WORK INSTRUCTIONS: Where a line contains the string "category", copy that line.

DATA EXTRACT:
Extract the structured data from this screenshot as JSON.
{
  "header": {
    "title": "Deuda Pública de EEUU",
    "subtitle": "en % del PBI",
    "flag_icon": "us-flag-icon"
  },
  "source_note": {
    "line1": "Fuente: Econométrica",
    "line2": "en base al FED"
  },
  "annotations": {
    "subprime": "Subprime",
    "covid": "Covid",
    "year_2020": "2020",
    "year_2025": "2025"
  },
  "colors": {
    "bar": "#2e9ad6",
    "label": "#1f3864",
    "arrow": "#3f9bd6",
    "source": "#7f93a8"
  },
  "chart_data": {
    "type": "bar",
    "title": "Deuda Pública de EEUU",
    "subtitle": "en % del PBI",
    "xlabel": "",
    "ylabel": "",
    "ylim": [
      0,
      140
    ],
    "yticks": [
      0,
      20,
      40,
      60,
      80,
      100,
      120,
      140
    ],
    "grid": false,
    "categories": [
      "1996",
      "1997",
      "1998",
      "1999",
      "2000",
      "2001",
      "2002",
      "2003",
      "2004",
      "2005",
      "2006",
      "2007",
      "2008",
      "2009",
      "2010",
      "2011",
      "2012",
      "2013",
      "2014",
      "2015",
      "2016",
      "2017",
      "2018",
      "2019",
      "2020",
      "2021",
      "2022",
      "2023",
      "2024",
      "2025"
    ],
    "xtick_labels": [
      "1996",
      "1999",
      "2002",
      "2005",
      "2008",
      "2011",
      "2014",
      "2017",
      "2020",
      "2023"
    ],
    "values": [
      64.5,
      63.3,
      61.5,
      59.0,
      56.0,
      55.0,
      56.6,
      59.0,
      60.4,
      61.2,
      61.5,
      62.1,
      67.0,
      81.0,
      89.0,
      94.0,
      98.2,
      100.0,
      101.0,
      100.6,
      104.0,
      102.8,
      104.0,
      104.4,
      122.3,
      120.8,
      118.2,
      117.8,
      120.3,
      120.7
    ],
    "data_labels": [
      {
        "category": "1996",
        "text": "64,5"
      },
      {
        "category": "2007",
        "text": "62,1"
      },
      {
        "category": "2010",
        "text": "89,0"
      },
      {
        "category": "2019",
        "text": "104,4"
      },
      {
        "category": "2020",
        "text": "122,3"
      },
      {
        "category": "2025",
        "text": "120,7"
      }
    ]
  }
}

TASK OUTPUT:
        "category": "1996",
        "category": "2007",
        "category": "2010",
        "category": "2019",
        "category": "2020",
        "category": "2025",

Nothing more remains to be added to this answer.